Collected data entries
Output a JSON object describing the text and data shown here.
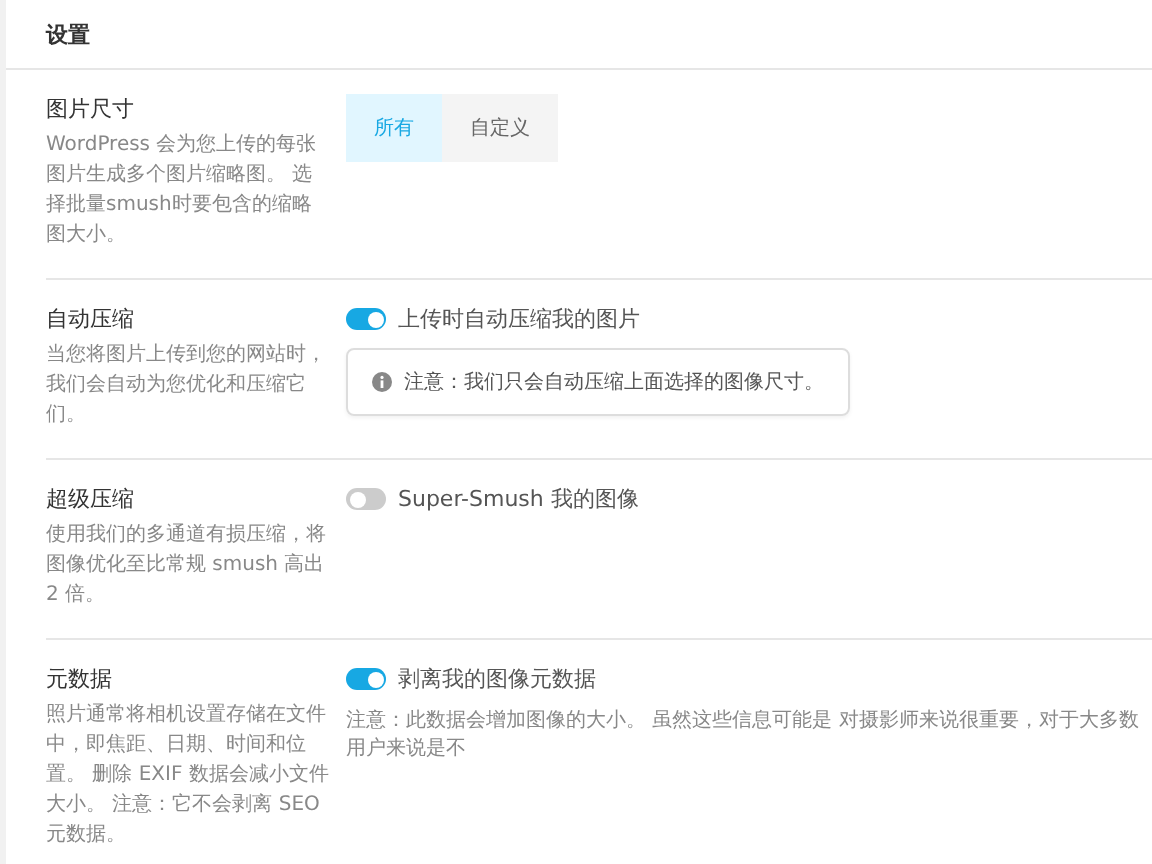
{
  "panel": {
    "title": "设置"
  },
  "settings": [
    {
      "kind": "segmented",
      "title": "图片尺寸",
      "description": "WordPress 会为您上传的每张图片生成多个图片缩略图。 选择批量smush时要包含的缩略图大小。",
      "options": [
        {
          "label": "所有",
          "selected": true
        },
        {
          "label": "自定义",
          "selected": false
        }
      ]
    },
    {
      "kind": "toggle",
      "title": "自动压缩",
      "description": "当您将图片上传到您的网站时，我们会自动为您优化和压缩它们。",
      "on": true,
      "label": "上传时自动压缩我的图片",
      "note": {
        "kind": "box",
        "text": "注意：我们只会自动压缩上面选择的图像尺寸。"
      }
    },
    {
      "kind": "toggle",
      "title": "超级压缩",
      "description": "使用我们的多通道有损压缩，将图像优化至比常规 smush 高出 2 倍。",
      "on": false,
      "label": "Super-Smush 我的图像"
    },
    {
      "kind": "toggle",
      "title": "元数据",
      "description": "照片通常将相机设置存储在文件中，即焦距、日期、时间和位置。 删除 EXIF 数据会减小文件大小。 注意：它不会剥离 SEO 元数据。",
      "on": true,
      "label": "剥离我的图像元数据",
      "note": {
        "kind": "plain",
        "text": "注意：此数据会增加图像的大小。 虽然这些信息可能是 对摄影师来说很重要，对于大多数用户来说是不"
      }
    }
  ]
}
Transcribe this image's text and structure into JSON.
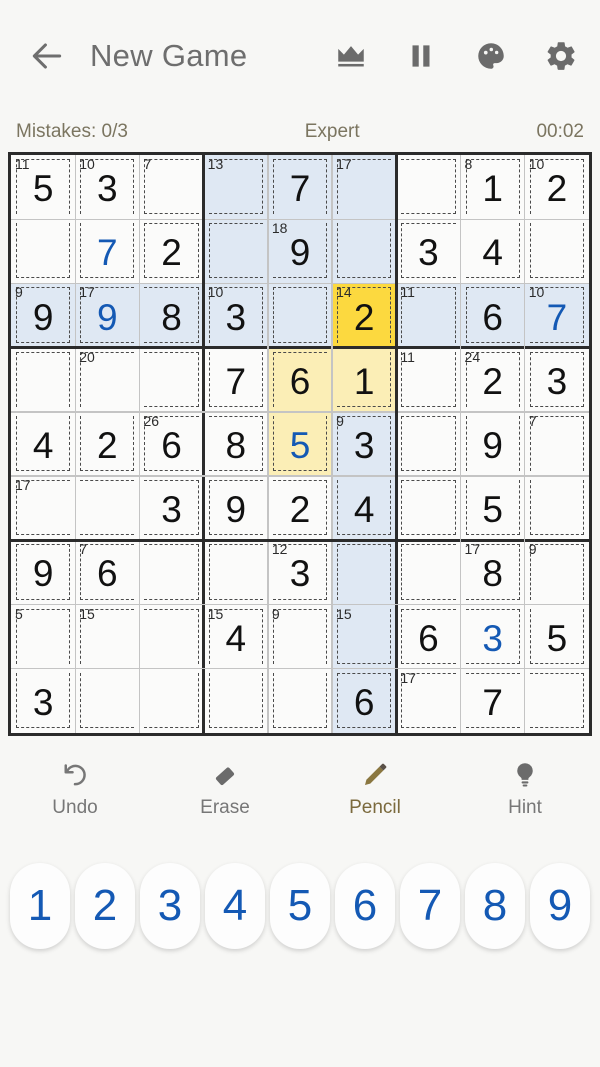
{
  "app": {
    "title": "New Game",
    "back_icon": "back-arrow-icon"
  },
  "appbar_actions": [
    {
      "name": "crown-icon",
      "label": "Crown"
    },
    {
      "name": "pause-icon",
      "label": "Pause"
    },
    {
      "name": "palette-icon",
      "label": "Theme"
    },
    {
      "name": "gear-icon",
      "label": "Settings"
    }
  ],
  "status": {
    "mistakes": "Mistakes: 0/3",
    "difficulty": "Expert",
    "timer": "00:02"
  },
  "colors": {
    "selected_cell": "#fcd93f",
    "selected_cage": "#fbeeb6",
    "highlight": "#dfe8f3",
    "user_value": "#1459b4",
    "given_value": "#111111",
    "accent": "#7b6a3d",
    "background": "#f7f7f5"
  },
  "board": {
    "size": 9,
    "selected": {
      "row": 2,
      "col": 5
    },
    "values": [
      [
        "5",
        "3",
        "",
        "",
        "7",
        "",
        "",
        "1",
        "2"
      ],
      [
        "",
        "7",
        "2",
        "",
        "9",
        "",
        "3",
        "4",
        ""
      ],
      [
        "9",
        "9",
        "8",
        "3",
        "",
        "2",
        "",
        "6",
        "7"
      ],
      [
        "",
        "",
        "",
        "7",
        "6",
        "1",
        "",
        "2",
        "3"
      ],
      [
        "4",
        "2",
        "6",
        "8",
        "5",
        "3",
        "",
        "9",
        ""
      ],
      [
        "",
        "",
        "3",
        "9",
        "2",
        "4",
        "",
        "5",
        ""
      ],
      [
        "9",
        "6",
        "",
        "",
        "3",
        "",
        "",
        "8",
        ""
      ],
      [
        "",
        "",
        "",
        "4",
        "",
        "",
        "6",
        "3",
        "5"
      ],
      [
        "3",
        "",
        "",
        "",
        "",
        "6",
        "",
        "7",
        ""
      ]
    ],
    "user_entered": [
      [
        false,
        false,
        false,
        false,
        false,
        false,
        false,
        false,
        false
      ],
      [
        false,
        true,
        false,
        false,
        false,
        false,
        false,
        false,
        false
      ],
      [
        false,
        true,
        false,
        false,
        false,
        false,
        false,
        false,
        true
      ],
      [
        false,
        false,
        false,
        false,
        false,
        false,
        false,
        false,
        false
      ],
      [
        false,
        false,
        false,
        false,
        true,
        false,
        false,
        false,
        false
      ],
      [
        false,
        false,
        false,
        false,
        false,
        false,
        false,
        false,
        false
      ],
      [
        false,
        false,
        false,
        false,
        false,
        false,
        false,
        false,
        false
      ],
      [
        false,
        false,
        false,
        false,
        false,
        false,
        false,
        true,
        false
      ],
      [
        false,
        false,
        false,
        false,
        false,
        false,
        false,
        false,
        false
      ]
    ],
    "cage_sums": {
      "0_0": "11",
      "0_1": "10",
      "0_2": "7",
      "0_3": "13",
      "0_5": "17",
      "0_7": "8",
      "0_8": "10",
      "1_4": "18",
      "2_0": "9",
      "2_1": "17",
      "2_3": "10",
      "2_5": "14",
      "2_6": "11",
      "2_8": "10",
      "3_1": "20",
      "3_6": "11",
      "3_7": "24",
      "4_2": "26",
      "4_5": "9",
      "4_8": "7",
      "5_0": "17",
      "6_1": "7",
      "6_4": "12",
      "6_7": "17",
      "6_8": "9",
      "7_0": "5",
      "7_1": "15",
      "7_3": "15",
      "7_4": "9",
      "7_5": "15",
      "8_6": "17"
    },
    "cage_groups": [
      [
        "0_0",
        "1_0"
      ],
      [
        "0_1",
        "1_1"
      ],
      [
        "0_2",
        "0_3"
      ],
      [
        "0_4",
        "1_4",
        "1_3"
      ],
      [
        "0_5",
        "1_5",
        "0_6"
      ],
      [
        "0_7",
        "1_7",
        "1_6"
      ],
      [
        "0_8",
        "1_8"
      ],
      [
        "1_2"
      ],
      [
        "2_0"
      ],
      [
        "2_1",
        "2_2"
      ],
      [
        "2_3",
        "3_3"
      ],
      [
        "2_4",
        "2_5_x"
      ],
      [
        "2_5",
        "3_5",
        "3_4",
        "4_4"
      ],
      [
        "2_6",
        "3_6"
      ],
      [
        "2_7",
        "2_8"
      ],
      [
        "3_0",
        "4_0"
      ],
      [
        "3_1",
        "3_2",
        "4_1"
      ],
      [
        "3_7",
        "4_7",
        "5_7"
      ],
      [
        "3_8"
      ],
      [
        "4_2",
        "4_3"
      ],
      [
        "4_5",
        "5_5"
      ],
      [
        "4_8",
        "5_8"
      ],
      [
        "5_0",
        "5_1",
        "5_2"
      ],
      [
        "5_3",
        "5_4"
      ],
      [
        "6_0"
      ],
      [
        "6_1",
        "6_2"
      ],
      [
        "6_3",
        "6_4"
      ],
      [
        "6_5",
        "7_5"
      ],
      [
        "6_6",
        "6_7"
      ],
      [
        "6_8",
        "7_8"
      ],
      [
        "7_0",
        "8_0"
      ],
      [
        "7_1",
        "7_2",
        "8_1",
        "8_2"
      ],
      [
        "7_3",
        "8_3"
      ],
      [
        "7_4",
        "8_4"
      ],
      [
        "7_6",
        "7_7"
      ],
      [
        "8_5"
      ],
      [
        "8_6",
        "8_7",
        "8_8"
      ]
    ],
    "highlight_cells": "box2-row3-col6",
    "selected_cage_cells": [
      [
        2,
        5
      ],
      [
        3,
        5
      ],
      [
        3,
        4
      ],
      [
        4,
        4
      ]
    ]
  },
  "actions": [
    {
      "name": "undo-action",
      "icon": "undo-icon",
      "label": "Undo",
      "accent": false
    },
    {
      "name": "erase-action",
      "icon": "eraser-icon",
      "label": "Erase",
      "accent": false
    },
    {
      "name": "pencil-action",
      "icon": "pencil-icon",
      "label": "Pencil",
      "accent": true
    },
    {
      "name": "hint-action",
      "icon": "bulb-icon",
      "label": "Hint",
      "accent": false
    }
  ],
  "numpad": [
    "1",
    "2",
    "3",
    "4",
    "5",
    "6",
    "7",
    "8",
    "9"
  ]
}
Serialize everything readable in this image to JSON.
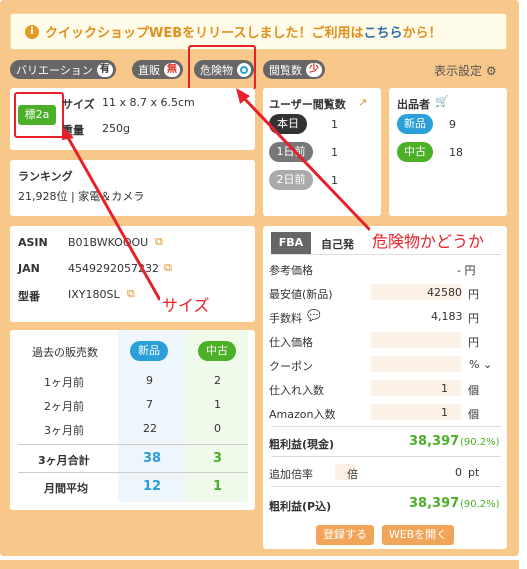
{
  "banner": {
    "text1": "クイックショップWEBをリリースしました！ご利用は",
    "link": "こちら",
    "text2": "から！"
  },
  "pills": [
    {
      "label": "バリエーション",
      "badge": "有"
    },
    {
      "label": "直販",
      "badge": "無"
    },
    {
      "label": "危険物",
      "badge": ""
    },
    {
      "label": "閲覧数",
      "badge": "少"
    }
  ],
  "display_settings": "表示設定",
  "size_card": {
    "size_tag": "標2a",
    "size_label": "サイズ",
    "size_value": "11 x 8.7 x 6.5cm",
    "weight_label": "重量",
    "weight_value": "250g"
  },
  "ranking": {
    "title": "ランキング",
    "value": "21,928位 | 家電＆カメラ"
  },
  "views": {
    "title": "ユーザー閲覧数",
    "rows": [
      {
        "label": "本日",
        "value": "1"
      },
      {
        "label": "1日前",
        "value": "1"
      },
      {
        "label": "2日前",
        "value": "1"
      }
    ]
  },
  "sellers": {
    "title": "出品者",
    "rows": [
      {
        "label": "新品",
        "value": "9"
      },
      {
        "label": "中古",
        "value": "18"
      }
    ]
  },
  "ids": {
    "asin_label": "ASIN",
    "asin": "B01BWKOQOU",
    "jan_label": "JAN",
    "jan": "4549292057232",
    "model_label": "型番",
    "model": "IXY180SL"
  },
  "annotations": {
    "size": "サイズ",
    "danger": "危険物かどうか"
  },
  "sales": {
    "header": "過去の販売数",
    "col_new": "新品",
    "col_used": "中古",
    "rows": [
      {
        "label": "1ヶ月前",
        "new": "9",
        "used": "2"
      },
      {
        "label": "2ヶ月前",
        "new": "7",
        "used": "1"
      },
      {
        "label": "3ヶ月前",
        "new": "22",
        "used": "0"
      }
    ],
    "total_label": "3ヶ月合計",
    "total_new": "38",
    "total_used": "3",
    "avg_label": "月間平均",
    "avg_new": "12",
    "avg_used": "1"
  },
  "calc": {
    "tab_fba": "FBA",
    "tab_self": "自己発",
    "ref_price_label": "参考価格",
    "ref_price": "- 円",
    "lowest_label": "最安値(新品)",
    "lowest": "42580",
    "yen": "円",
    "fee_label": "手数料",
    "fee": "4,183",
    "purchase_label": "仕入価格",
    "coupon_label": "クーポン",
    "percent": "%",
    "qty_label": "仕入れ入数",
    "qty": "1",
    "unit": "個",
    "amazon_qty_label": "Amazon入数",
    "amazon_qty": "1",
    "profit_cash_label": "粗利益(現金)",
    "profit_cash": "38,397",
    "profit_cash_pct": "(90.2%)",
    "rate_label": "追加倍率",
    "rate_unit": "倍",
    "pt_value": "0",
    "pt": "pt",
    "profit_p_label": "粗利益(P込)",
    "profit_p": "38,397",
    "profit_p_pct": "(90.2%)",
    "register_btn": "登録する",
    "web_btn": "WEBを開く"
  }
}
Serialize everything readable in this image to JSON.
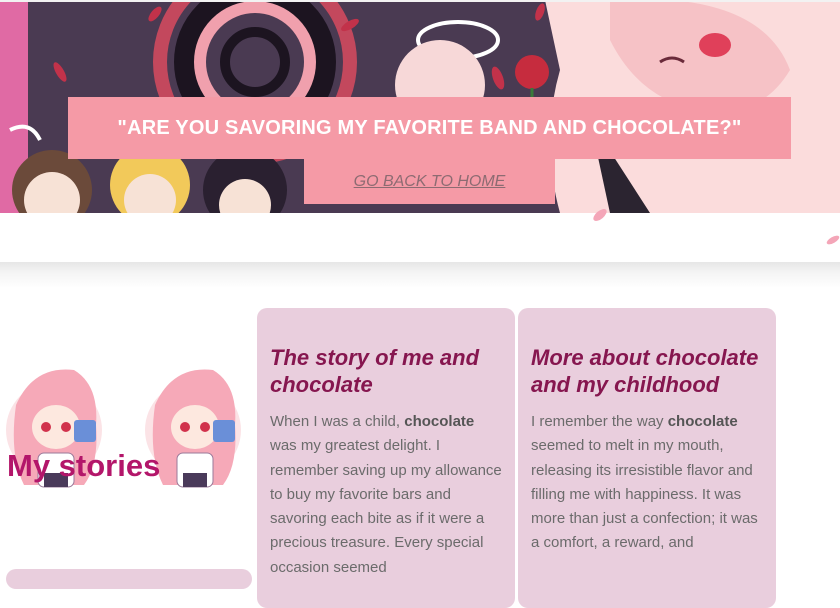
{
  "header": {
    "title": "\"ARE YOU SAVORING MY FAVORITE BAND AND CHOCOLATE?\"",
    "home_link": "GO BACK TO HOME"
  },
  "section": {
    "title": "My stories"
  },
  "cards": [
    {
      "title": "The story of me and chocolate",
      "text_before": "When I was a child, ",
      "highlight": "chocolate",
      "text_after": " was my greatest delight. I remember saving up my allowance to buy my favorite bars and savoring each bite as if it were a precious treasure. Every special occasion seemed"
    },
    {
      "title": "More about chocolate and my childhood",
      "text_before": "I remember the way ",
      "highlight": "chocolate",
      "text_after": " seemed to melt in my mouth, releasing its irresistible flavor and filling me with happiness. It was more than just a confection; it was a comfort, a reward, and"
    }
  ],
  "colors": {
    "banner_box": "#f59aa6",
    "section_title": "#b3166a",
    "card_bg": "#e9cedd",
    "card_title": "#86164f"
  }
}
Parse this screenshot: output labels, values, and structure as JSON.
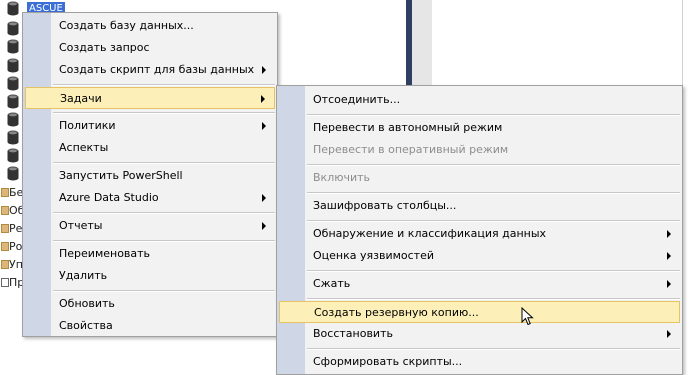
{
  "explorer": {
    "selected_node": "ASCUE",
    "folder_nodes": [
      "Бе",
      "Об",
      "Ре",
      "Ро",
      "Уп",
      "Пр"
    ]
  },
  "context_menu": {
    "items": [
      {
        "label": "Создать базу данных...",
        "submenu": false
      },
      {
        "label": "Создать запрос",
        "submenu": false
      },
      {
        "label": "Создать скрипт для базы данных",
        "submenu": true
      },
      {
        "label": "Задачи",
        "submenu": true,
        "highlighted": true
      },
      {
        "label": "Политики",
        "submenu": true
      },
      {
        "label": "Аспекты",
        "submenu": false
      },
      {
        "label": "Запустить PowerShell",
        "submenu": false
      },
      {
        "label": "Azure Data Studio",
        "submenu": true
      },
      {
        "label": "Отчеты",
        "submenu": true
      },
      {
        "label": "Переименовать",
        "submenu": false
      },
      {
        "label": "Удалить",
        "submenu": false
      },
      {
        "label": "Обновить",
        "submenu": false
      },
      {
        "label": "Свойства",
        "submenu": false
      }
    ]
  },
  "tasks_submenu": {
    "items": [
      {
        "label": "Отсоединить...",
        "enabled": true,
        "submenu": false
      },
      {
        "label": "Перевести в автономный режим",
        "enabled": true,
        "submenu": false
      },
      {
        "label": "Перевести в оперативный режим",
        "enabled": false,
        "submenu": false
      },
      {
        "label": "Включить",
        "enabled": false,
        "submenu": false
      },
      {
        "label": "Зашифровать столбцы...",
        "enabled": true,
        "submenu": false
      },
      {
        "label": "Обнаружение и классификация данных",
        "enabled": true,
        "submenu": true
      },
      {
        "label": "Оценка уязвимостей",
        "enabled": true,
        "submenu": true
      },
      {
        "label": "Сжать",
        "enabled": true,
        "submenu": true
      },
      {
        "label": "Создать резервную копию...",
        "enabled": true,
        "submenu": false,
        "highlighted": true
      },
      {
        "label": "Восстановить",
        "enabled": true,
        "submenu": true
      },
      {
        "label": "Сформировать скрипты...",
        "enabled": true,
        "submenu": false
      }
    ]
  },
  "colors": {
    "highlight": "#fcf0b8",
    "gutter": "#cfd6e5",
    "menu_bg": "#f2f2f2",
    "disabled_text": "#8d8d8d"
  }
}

**OBJECTIVE**
How many lines of the listing include the string "name"? Answer with the number alone.

**SOLUTION**
8